* **Exercise instructions**: Report how many lines contain the word "Strategic", with no other text.

>> START Records supplied

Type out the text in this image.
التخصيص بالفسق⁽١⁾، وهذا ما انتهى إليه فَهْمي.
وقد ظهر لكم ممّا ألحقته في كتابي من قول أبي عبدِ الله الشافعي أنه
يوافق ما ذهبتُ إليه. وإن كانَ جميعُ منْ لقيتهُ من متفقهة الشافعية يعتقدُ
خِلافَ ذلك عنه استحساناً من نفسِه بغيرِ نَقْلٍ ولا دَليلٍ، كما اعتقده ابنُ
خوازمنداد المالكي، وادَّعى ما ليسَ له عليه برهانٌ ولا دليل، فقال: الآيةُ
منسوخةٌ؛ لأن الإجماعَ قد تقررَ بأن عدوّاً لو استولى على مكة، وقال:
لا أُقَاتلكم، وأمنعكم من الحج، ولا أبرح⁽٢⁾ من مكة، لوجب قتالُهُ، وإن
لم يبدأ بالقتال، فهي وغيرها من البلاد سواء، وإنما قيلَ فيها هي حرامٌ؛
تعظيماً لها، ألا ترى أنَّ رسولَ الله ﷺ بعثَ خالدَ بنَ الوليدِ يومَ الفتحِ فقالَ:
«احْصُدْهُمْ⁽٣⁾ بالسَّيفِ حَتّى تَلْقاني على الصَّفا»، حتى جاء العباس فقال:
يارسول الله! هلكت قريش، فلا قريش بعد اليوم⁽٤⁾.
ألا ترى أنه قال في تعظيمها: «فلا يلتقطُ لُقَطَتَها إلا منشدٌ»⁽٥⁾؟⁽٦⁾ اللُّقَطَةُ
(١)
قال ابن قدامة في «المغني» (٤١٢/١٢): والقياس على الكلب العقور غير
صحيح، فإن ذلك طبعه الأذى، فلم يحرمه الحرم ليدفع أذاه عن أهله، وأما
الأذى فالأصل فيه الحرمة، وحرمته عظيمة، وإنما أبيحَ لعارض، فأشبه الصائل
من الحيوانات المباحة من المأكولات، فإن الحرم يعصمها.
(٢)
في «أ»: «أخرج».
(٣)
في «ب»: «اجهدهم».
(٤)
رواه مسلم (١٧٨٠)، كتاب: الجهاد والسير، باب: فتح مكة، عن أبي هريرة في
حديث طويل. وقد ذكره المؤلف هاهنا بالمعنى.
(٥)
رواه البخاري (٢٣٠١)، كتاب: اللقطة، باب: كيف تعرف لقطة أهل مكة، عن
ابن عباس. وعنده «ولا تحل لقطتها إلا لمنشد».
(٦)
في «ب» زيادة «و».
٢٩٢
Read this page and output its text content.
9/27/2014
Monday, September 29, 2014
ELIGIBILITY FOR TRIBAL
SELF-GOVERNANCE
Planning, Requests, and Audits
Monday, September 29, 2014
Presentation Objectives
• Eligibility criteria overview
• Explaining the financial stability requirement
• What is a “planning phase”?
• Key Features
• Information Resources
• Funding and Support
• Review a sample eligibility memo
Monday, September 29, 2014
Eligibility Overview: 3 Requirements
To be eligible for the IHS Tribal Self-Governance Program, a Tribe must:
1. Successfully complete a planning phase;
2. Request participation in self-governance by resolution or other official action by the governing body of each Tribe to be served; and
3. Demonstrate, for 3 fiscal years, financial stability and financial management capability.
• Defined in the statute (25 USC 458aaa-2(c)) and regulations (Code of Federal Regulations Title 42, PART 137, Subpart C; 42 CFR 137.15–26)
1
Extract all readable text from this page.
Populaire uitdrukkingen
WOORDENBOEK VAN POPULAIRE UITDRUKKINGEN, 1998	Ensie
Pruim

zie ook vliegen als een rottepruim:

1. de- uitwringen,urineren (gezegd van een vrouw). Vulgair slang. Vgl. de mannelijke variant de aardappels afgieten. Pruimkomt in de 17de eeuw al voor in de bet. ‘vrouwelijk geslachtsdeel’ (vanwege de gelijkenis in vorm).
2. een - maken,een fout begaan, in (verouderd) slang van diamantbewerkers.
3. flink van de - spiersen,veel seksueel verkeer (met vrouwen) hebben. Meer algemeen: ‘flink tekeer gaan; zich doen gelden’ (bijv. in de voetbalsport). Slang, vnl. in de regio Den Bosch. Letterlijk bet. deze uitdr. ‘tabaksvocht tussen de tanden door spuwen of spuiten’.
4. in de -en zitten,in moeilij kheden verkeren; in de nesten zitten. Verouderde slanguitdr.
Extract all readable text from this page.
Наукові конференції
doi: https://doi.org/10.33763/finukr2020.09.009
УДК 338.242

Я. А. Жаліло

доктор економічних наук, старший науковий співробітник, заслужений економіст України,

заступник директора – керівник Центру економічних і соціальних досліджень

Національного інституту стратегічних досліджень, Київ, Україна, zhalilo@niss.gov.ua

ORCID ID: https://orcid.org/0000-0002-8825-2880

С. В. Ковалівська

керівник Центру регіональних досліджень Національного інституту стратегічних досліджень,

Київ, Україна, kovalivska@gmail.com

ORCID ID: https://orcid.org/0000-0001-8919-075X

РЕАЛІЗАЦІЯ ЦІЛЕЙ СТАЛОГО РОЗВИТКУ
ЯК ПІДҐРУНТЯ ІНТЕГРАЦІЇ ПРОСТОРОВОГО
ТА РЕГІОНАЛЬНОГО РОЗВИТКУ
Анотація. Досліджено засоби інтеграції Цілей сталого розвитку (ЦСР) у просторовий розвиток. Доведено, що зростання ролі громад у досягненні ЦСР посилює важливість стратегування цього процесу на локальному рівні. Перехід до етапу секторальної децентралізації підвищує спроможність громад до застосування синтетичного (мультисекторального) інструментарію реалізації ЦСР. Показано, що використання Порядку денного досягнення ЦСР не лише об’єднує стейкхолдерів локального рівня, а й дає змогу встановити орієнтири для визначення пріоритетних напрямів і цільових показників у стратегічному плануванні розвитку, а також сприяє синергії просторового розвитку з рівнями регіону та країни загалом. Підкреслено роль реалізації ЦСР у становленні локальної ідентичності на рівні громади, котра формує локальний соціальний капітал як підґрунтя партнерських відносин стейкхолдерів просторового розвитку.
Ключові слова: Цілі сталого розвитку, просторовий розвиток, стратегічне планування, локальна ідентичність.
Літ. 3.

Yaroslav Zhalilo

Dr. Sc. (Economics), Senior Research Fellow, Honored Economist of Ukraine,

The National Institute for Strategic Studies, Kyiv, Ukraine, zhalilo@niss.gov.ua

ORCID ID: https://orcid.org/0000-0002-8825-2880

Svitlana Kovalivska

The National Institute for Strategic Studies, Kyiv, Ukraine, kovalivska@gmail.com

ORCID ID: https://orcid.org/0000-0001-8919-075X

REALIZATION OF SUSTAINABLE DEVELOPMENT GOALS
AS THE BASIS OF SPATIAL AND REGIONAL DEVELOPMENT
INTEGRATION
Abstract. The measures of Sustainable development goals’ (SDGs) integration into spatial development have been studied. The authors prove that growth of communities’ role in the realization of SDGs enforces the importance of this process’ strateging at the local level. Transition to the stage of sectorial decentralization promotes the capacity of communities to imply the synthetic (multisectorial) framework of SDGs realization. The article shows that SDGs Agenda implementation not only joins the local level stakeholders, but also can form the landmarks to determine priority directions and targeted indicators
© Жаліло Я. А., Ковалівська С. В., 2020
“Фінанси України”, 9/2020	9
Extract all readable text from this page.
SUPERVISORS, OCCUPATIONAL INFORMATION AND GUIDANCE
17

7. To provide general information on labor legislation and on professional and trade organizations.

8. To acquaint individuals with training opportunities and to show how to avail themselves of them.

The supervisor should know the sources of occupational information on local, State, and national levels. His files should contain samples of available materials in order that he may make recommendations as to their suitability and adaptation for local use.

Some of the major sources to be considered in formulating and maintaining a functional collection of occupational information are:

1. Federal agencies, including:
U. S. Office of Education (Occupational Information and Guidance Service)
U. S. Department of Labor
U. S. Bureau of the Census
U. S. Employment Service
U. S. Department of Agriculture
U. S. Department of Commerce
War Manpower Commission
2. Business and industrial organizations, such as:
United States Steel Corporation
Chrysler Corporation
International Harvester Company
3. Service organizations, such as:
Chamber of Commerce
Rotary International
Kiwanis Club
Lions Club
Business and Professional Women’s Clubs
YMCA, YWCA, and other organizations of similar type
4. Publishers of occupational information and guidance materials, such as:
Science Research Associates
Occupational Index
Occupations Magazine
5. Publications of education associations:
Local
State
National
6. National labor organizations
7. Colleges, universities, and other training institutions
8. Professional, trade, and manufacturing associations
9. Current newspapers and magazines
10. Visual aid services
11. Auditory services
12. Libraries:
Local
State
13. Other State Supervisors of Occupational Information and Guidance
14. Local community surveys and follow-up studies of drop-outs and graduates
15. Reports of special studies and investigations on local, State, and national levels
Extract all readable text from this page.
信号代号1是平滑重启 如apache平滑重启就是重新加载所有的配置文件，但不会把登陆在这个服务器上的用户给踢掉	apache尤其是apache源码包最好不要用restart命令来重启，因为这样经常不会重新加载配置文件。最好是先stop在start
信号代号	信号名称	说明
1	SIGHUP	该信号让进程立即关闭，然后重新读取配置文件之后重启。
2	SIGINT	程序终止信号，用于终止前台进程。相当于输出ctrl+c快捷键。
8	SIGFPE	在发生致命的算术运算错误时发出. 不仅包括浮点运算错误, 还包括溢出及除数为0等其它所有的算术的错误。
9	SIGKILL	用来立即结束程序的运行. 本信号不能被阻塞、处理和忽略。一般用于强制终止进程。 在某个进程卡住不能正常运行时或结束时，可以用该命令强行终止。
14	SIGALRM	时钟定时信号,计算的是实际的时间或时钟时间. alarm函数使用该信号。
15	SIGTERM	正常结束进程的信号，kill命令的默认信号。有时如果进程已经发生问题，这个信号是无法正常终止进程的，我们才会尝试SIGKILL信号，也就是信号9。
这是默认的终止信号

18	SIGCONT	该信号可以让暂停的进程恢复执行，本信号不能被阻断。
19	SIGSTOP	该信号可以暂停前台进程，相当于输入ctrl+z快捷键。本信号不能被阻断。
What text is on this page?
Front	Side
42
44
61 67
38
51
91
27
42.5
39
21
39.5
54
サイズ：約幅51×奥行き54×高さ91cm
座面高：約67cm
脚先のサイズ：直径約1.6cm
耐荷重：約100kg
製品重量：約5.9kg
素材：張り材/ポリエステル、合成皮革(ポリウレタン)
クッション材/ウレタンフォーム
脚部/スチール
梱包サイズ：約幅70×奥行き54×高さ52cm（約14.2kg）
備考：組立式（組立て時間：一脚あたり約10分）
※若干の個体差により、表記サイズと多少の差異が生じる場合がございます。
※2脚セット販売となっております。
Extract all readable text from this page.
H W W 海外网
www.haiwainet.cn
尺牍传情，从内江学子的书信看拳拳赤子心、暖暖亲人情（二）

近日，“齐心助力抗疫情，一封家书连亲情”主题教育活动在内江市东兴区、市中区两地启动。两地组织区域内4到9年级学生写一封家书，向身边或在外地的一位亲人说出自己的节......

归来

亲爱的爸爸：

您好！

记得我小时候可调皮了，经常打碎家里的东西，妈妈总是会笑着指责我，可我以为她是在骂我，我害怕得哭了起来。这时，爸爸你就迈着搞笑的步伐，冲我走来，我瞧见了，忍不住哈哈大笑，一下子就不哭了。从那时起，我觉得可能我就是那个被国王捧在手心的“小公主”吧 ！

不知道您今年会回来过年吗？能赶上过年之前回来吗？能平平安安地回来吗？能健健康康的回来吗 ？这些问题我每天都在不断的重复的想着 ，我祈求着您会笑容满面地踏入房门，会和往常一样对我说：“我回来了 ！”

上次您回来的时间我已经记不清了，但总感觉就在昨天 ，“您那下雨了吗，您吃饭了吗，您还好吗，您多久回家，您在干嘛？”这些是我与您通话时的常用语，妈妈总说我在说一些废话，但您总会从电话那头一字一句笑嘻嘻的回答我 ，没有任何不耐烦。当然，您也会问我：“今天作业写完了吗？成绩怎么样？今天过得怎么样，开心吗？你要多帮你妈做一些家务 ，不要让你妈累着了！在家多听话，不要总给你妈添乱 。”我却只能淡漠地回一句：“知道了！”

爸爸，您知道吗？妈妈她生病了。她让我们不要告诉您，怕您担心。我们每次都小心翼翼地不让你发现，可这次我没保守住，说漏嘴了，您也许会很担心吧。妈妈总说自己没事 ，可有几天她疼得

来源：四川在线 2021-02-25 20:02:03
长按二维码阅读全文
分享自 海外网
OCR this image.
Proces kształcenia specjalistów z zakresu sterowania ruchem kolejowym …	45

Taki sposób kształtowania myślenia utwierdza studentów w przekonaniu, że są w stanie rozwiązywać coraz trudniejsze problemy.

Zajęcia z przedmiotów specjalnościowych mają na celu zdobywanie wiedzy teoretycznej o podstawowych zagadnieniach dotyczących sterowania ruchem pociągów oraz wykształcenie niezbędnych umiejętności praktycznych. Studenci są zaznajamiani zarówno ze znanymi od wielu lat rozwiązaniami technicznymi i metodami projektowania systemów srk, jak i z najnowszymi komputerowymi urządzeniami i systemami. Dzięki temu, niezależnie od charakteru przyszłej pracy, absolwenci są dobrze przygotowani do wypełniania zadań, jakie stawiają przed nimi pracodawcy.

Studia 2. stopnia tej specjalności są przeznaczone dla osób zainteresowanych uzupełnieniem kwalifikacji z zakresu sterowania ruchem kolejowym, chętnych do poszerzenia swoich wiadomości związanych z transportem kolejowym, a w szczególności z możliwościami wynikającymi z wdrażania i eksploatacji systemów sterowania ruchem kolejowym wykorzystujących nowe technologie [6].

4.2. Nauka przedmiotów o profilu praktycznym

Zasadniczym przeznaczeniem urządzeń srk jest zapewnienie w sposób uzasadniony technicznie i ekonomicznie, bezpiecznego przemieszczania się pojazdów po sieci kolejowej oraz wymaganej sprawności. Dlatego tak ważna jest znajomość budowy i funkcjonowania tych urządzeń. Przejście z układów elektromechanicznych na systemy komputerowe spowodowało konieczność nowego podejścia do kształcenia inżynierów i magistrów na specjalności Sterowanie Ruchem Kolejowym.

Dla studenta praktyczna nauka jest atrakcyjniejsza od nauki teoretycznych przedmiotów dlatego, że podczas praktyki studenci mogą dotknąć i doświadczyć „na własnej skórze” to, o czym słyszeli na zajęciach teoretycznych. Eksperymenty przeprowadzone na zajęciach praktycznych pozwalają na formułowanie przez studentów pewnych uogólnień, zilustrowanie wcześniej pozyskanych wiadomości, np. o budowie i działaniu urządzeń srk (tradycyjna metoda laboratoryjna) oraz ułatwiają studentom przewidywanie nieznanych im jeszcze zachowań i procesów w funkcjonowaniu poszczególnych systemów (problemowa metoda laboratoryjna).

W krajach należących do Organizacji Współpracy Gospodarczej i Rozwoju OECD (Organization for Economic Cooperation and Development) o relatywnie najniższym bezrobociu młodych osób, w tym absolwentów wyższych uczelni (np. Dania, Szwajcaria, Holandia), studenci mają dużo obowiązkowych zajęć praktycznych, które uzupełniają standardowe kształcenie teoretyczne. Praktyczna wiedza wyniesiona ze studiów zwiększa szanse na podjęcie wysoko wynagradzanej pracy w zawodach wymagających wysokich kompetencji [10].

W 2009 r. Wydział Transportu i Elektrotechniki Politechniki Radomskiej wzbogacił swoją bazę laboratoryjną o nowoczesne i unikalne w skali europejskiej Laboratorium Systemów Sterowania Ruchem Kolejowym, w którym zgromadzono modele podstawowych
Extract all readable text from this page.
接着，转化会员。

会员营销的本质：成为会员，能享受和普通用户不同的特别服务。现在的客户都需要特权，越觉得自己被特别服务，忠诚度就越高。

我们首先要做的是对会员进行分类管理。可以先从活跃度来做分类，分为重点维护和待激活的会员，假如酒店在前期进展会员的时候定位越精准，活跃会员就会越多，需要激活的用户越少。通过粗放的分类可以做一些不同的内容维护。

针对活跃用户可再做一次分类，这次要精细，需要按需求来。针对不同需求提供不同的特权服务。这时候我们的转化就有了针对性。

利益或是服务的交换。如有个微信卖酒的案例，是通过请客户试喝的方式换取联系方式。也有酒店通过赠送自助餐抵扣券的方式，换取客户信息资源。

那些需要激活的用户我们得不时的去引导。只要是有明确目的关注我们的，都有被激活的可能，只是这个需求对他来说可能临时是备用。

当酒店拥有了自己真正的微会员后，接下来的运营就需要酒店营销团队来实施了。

>> END Records supplied

* **The response**: 2